SHORT TASK ▸ Within the records below, find each line that holds the string "away", then copy it.

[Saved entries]
%%

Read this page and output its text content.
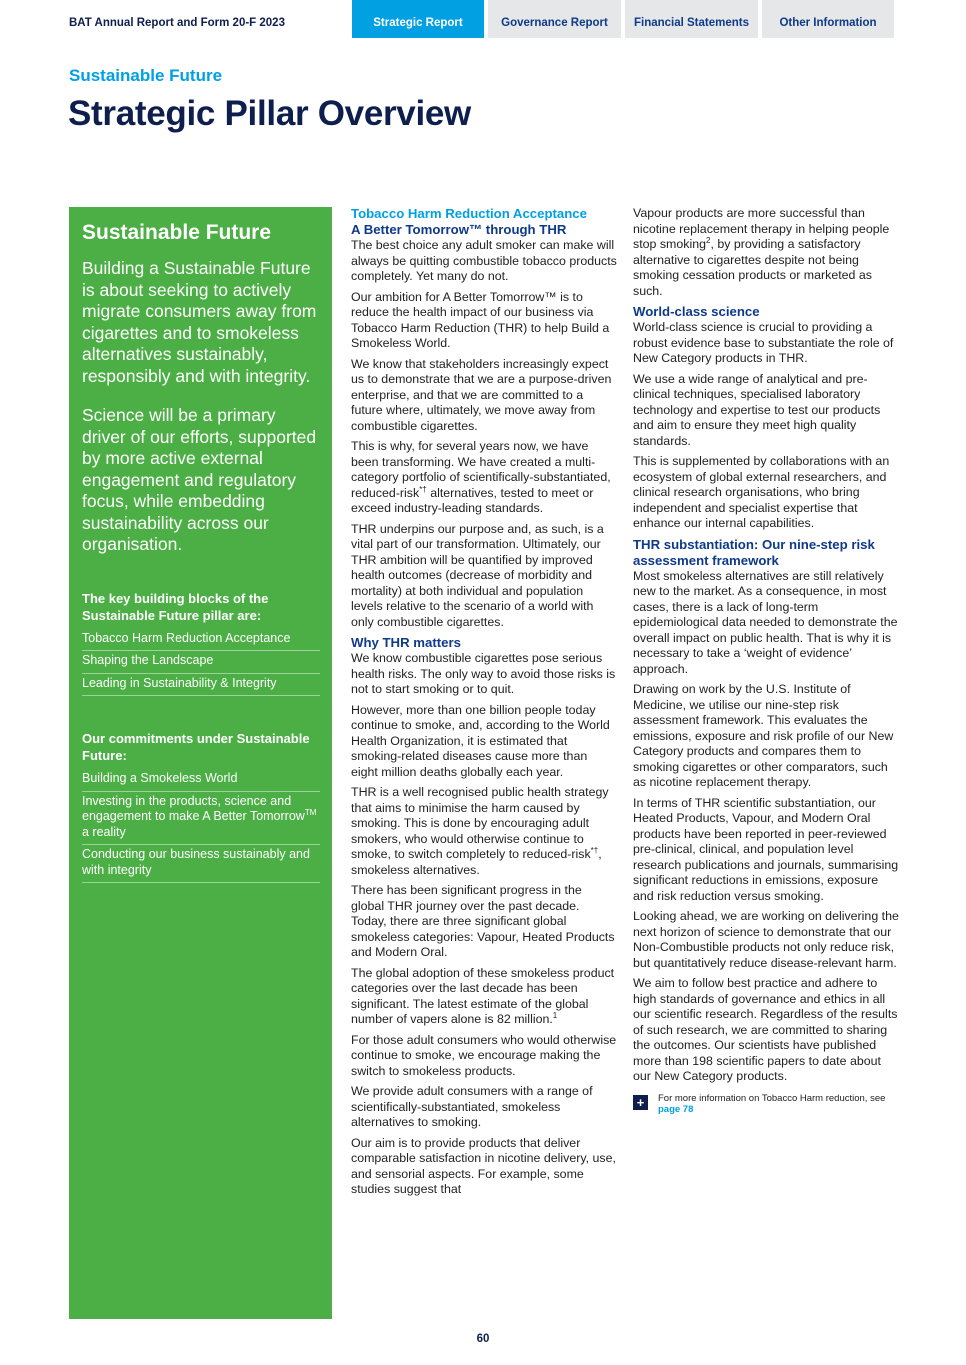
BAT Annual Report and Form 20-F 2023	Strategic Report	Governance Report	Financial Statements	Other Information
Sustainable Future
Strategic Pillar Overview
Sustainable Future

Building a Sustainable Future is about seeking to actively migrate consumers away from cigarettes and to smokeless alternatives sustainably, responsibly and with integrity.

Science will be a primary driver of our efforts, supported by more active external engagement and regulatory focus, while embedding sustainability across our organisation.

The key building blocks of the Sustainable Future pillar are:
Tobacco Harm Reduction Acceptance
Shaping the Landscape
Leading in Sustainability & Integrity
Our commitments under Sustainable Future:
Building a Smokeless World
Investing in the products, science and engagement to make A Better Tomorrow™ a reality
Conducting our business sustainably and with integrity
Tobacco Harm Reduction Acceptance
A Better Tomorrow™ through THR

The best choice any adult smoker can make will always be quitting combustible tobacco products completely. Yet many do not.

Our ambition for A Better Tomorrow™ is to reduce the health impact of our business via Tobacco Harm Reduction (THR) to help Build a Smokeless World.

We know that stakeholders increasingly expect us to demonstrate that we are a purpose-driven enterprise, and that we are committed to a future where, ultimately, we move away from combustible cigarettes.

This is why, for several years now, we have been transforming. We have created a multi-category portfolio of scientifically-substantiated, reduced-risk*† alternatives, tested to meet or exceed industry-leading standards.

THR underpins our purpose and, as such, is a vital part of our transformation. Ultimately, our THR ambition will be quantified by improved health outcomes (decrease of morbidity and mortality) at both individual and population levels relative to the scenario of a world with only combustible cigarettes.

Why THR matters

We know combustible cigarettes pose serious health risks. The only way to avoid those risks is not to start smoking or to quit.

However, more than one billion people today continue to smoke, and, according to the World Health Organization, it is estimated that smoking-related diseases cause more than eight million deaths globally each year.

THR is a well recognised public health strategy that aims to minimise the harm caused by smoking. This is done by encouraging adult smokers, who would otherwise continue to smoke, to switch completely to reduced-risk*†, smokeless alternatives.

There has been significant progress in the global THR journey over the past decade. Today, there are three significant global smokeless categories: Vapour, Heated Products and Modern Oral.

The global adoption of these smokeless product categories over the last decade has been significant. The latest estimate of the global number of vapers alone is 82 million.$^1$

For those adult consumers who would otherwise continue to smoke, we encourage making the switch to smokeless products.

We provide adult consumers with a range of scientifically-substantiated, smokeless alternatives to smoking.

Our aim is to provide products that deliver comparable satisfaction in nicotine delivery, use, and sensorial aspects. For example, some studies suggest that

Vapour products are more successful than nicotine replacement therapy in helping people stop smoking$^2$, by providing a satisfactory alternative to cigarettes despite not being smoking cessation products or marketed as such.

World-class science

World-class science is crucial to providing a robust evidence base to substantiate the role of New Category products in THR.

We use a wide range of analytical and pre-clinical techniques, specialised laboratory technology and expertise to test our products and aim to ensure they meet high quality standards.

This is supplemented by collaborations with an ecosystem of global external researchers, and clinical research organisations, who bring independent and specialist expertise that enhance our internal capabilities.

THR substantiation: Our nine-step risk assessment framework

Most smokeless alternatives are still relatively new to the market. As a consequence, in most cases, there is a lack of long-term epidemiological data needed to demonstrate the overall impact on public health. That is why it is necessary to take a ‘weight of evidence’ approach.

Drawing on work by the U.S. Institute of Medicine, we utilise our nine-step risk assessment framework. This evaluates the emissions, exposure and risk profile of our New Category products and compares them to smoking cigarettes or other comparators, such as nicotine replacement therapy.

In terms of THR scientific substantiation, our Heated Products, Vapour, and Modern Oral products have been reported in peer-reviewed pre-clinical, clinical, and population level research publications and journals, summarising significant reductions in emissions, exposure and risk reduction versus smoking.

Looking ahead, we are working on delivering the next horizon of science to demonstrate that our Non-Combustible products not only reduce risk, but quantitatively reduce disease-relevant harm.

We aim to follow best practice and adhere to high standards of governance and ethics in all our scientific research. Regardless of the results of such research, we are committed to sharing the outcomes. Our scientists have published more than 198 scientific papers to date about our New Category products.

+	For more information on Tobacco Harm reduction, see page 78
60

%%

TASK ANSWER ▸
Building a Sustainable Future is about seeking to actively migrate consumers away from cigarettes and to smokeless alternatives sustainably, responsibly and with integrity.
We know that stakeholders increasingly expect us to demonstrate that we are a purpose-driven enterprise, and that we are committed to a future where, ultimately, we move away from combustible cigarettes.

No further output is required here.